__Given exercise__.
Set down the material below word for word, excluding the pictures.

BEGIN Records provided

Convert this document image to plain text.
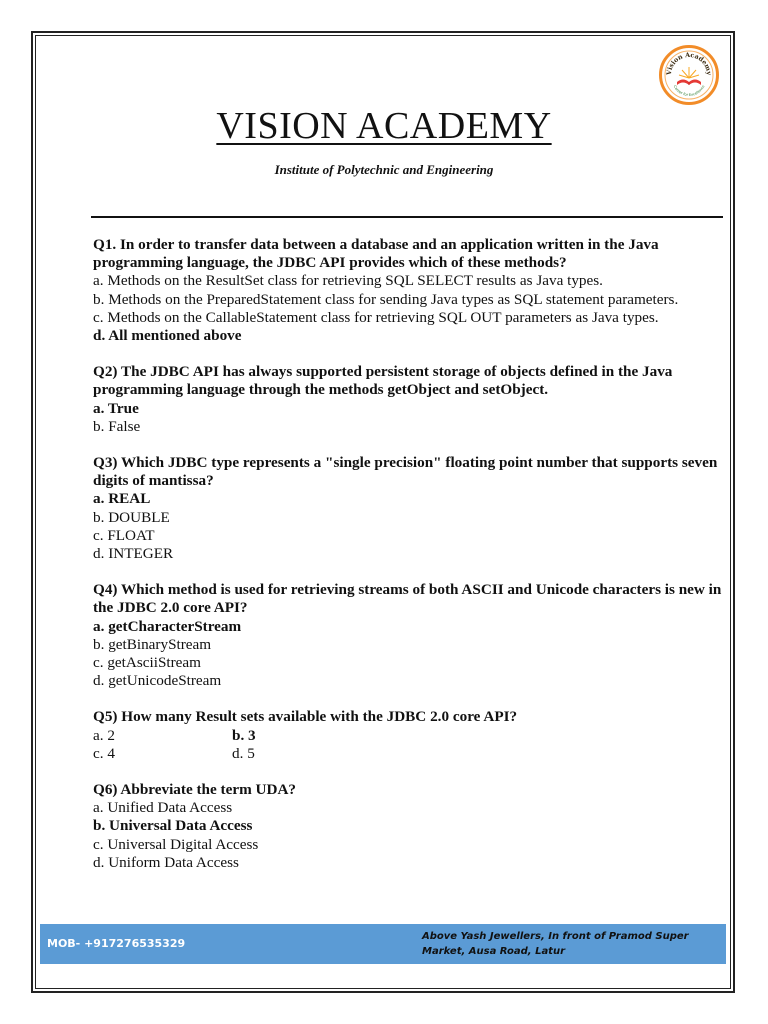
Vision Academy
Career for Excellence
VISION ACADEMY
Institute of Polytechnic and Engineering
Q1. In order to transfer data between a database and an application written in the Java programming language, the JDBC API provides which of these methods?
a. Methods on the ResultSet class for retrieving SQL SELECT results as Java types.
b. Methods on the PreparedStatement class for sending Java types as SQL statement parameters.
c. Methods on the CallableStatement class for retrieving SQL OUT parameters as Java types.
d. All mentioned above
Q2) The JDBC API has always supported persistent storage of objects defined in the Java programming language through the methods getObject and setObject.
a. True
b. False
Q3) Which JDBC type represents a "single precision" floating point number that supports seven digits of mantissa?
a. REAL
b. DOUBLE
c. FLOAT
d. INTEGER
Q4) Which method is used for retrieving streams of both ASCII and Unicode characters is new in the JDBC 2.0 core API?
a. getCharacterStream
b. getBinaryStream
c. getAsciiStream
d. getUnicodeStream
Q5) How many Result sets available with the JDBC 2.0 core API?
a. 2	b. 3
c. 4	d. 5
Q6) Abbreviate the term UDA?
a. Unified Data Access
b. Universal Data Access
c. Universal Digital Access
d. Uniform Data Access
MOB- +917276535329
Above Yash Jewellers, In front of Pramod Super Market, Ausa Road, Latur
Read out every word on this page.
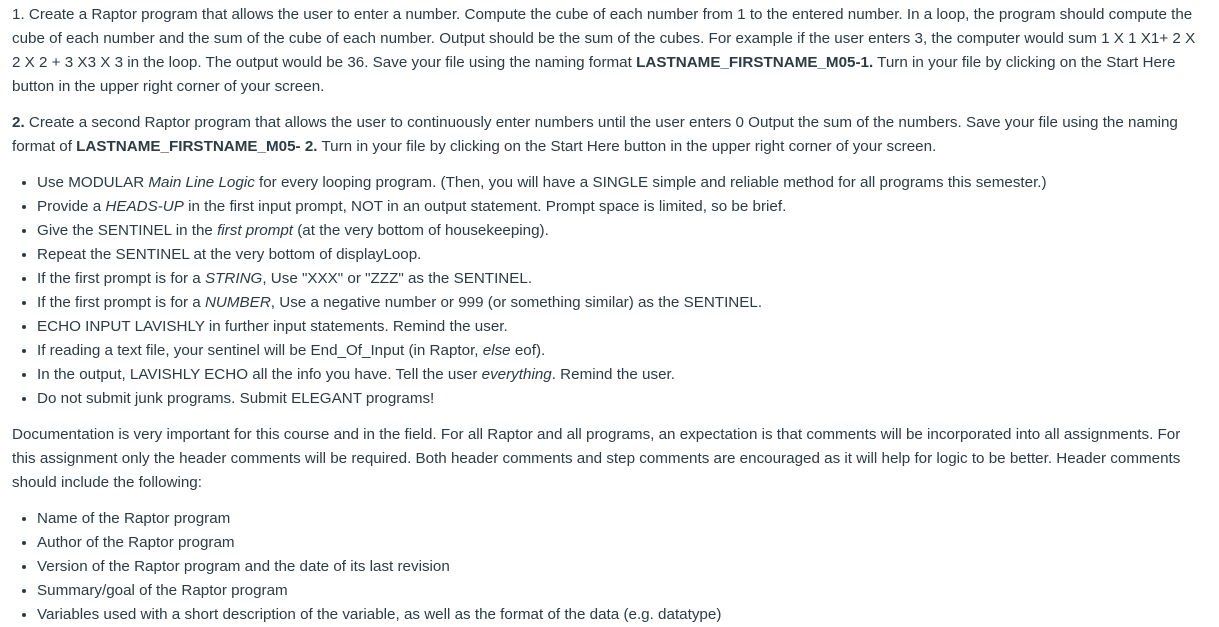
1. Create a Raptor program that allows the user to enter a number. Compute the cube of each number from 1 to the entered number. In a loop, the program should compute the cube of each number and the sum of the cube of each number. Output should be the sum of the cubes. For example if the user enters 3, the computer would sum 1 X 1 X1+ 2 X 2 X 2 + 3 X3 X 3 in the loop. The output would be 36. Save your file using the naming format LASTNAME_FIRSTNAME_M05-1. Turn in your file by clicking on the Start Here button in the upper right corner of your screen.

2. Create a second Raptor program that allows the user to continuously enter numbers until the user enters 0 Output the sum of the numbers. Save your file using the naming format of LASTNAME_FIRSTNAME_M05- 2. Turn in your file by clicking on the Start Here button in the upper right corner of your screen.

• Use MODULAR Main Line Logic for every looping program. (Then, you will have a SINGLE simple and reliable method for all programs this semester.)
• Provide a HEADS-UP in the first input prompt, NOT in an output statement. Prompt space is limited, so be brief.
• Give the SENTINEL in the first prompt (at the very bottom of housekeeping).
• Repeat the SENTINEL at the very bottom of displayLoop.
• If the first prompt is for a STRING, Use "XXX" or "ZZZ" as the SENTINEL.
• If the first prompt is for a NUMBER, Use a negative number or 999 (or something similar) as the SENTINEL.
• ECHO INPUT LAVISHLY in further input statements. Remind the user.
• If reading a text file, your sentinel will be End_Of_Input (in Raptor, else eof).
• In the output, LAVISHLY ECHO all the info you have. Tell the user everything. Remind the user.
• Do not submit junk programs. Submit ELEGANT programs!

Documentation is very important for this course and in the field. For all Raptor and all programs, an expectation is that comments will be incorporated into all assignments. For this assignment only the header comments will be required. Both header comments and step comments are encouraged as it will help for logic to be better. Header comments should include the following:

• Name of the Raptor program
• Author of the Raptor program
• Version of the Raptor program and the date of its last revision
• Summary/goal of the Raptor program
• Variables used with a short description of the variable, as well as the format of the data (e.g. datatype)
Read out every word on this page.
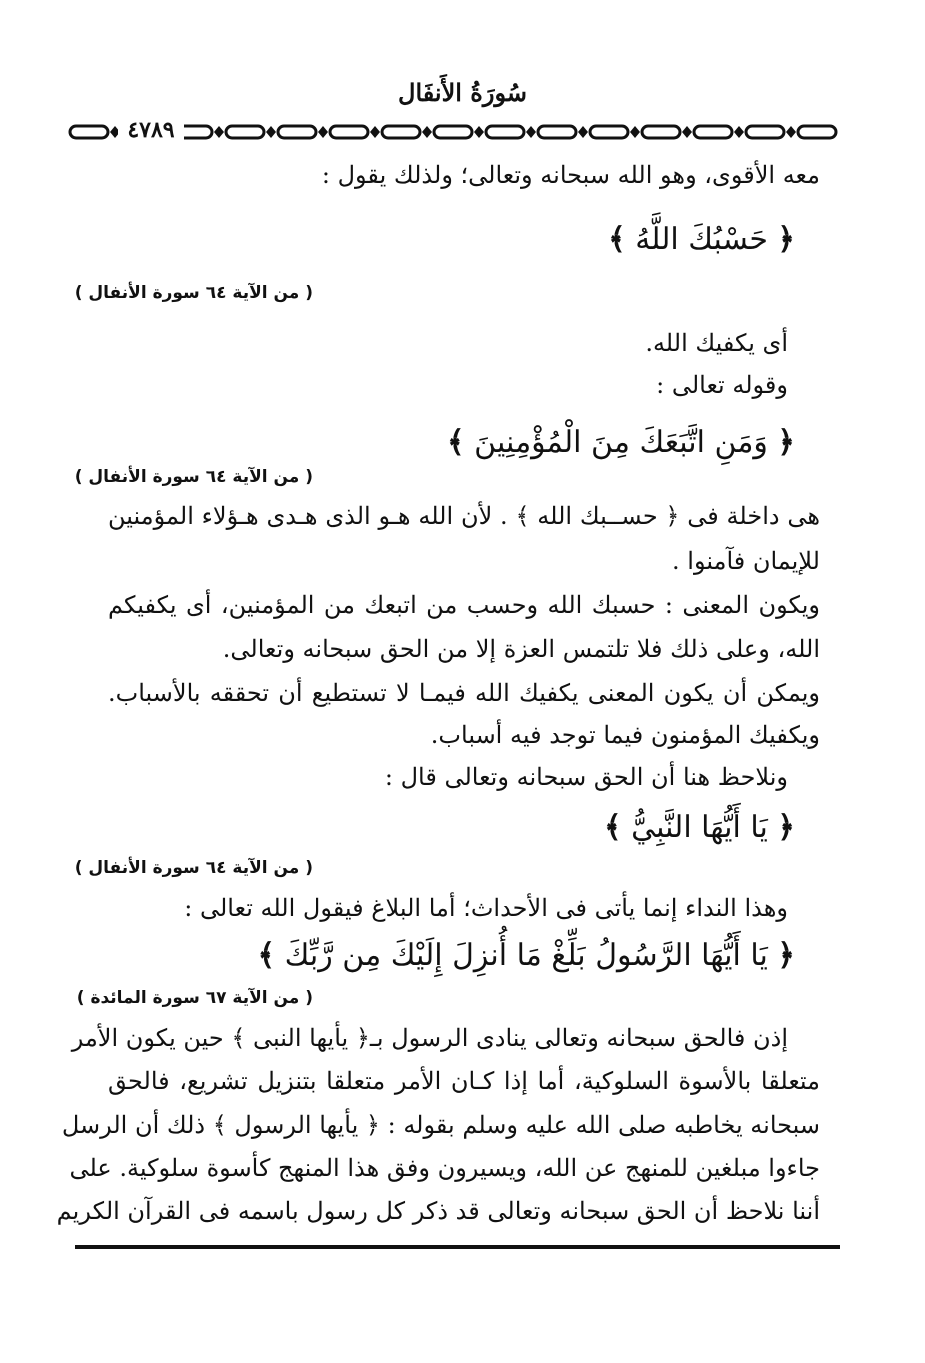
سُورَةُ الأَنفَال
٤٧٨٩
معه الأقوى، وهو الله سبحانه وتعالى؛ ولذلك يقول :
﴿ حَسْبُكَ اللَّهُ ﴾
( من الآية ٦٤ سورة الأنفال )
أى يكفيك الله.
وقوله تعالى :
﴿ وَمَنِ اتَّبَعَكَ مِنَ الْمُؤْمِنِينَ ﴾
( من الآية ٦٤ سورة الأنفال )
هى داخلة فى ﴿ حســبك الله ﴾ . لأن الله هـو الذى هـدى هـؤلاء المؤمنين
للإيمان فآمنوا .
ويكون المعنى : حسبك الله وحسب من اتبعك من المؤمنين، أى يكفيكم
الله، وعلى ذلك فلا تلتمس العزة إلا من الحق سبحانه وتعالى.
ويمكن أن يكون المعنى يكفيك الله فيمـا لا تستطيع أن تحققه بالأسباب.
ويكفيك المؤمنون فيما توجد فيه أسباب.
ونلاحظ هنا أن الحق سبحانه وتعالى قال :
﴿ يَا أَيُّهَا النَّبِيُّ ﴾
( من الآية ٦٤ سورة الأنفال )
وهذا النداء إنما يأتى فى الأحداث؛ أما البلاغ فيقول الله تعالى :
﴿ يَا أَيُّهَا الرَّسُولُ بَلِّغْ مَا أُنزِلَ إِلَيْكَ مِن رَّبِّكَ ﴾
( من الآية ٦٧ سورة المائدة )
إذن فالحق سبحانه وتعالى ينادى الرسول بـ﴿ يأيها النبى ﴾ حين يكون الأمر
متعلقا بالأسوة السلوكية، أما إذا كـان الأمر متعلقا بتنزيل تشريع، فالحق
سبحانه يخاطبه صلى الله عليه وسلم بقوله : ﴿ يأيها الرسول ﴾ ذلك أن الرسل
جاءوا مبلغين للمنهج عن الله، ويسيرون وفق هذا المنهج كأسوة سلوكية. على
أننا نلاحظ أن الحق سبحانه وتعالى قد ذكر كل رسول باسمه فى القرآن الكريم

END Records provided

__Final result__.
Convert this document image to plain text.
Vision Academy
Career for Excellence
VISION ACADEMY
Institute of Polytechnic and Engineering
Q1. In order to transfer data between a database and an application written in the Java programming language, the JDBC API provides which of these methods?
a. Methods on the ResultSet class for retrieving SQL SELECT results as Java types.
b. Methods on the PreparedStatement class for sending Java types as SQL statement parameters.
c. Methods on the CallableStatement class for retrieving SQL OUT parameters as Java types.
d. All mentioned above
Q2) The JDBC API has always supported persistent storage of objects defined in the Java programming language through the methods getObject and setObject.
a. True
b. False
Q3) Which JDBC type represents a "single precision" floating point number that supports seven digits of mantissa?
a. REAL
b. DOUBLE
c. FLOAT
d. INTEGER
Q4) Which method is used for retrieving streams of both ASCII and Unicode characters is new in the JDBC 2.0 core API?
a. getCharacterStream
b. getBinaryStream
c. getAsciiStream
d. getUnicodeStream
Q5) How many Result sets available with the JDBC 2.0 core API?
a. 2	b. 3
c. 4	d. 5
Q6) Abbreviate the term UDA?
a. Unified Data Access
b. Universal Data Access
c. Universal Digital Access
d. Uniform Data Access
MOB- +917276535329
Above Yash Jewellers, In front of Pramod Super Market, Ausa Road, Latur
Read out every word on this page.
1. Create a Raptor program that allows the user to enter a number. Compute the cube of each number from 1 to the entered number. In a loop, the program should compute the cube of each number and the sum of the cube of each number. Output should be the sum of the cubes. For example if the user enters 3, the computer would sum 1 X 1 X1+ 2 X 2 X 2 + 3 X3 X 3 in the loop. The output would be 36. Save your file using the naming format LASTNAME_FIRSTNAME_M05-1. Turn in your file by clicking on the Start Here button in the upper right corner of your screen.

2. Create a second Raptor program that allows the user to continuously enter numbers until the user enters 0 Output the sum of the numbers. Save your file using the naming format of LASTNAME_FIRSTNAME_M05- 2. Turn in your file by clicking on the Start Here button in the upper right corner of your screen.

• Use MODULAR Main Line Logic for every looping program. (Then, you will have a SINGLE simple and reliable method for all programs this semester.)
• Provide a HEADS-UP in the first input prompt, NOT in an output statement. Prompt space is limited, so be brief.
• Give the SENTINEL in the first prompt (at the very bottom of housekeeping).
• Repeat the SENTINEL at the very bottom of displayLoop.
• If the first prompt is for a STRING, Use "XXX" or "ZZZ" as the SENTINEL.
• If the first prompt is for a NUMBER, Use a negative number or 999 (or something similar) as the SENTINEL.
• ECHO INPUT LAVISHLY in further input statements. Remind the user.
• If reading a text file, your sentinel will be End_Of_Input (in Raptor, else eof).
• In the output, LAVISHLY ECHO all the info you have. Tell the user everything. Remind the user.
• Do not submit junk programs. Submit ELEGANT programs!

Documentation is very important for this course and in the field. For all Raptor and all programs, an expectation is that comments will be incorporated into all assignments. For this assignment only the header comments will be required. Both header comments and step comments are encouraged as it will help for logic to be better. Header comments should include the following:

• Name of the Raptor program
• Author of the Raptor program
• Version of the Raptor program and the date of its last revision
• Summary/goal of the Raptor program
• Variables used with a short description of the variable, as well as the format of the data (e.g. datatype)
Read out every word on this page.
سُورَةُ الأَنفَال
٤٧٨٩
معه الأقوى، وهو الله سبحانه وتعالى؛ ولذلك يقول :
﴿ حَسْبُكَ اللَّهُ ﴾
( من الآية ٦٤ سورة الأنفال )
أى يكفيك الله.
وقوله تعالى :
﴿ وَمَنِ اتَّبَعَكَ مِنَ الْمُؤْمِنِينَ ﴾
( من الآية ٦٤ سورة الأنفال )
هى داخلة فى ﴿ حســبك الله ﴾ . لأن الله هـو الذى هـدى هـؤلاء المؤمنين
للإيمان فآمنوا .
ويكون المعنى : حسبك الله وحسب من اتبعك من المؤمنين، أى يكفيكم
الله، وعلى ذلك فلا تلتمس العزة إلا من الحق سبحانه وتعالى.
ويمكن أن يكون المعنى يكفيك الله فيمـا لا تستطيع أن تحققه بالأسباب.
ويكفيك المؤمنون فيما توجد فيه أسباب.
ونلاحظ هنا أن الحق سبحانه وتعالى قال :
﴿ يَا أَيُّهَا النَّبِيُّ ﴾
( من الآية ٦٤ سورة الأنفال )
وهذا النداء إنما يأتى فى الأحداث؛ أما البلاغ فيقول الله تعالى :
﴿ يَا أَيُّهَا الرَّسُولُ بَلِّغْ مَا أُنزِلَ إِلَيْكَ مِن رَّبِّكَ ﴾
( من الآية ٦٧ سورة المائدة )
إذن فالحق سبحانه وتعالى ينادى الرسول بـ﴿ يأيها النبى ﴾ حين يكون الأمر
متعلقا بالأسوة السلوكية، أما إذا كـان الأمر متعلقا بتنزيل تشريع، فالحق
سبحانه يخاطبه صلى الله عليه وسلم بقوله : ﴿ يأيها الرسول ﴾ ذلك أن الرسل
جاءوا مبلغين للمنهج عن الله، ويسيرون وفق هذا المنهج كأسوة سلوكية. على
أننا نلاحظ أن الحق سبحانه وتعالى قد ذكر كل رسول باسمه فى القرآن الكريم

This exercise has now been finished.